[Entries taken from a collection]
:::

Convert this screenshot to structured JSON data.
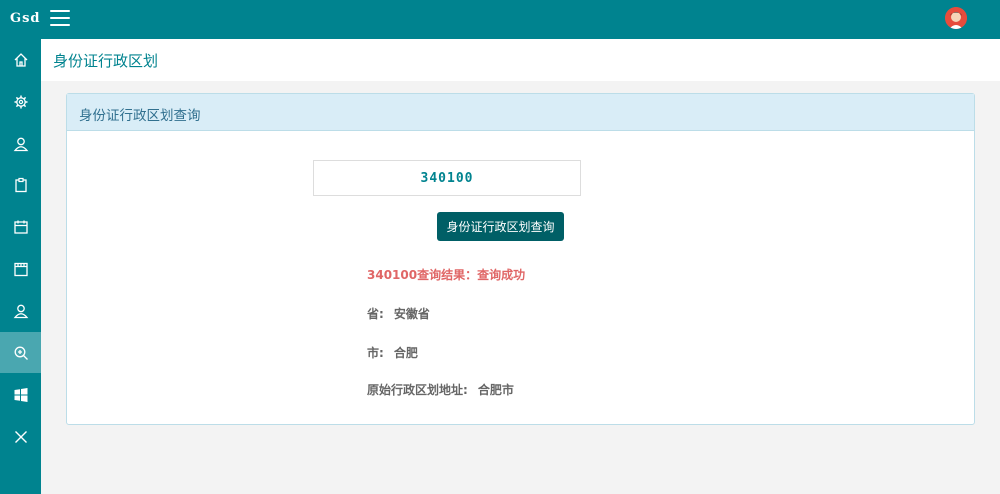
{
  "topbar": {
    "logo": "Gsd",
    "menu_icon": "hamburger-menu-icon",
    "avatar_icon": "user-avatar-icon"
  },
  "sidebar": {
    "items": [
      {
        "name": "home",
        "icon": "home-icon"
      },
      {
        "name": "settings",
        "icon": "gear-icon"
      },
      {
        "name": "user",
        "icon": "user-icon"
      },
      {
        "name": "clipboard",
        "icon": "clipboard-icon"
      },
      {
        "name": "calendar",
        "icon": "calendar-icon"
      },
      {
        "name": "calendar-alt",
        "icon": "calendar-icon"
      },
      {
        "name": "user-alt",
        "icon": "user-icon"
      },
      {
        "name": "zoom",
        "icon": "zoom-in-icon",
        "active": true
      },
      {
        "name": "windows",
        "icon": "windows-icon"
      },
      {
        "name": "close",
        "icon": "close-icon"
      }
    ]
  },
  "page": {
    "title": "身份证行政区划"
  },
  "panel": {
    "title": "身份证行政区划查询",
    "input_value": "340100",
    "button_label": "身份证行政区划查询",
    "result_status": "340100查询结果：查询成功",
    "results": [
      {
        "label": "省:",
        "value": "安徽省"
      },
      {
        "label": "市:",
        "value": "合肥"
      },
      {
        "label": "原始行政区划地址:",
        "value": "合肥市"
      }
    ]
  },
  "colors": {
    "teal": "#00838f",
    "active": "#4aa7b0",
    "button": "#005f66",
    "status": "#e06666"
  }
}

:::

§ **PROBLEM REQUIREMENTS**
Repeat the data above exactly, but not the pictures.

§ **TASK SOLUTION**
Convert this screenshot to structured JSON data.
{
  "topbar": {
    "logo": "Gsd",
    "menu_icon": "hamburger-menu-icon",
    "avatar_icon": "user-avatar-icon"
  },
  "sidebar": {
    "items": [
      {
        "name": "home",
        "icon": "home-icon"
      },
      {
        "name": "settings",
        "icon": "gear-icon"
      },
      {
        "name": "user",
        "icon": "user-icon"
      },
      {
        "name": "clipboard",
        "icon": "clipboard-icon"
      },
      {
        "name": "calendar",
        "icon": "calendar-icon"
      },
      {
        "name": "calendar-alt",
        "icon": "calendar-icon"
      },
      {
        "name": "user-alt",
        "icon": "user-icon"
      },
      {
        "name": "zoom",
        "icon": "zoom-in-icon",
        "active": true
      },
      {
        "name": "windows",
        "icon": "windows-icon"
      },
      {
        "name": "close",
        "icon": "close-icon"
      }
    ]
  },
  "page": {
    "title": "身份证行政区划"
  },
  "panel": {
    "title": "身份证行政区划查询",
    "input_value": "340100",
    "button_label": "身份证行政区划查询",
    "result_status": "340100查询结果：查询成功",
    "results": [
      {
        "label": "省:",
        "value": "安徽省"
      },
      {
        "label": "市:",
        "value": "合肥"
      },
      {
        "label": "原始行政区划地址:",
        "value": "合肥市"
      }
    ]
  },
  "colors": {
    "teal": "#00838f",
    "active": "#4aa7b0",
    "button": "#005f66",
    "status": "#e06666"
  }
}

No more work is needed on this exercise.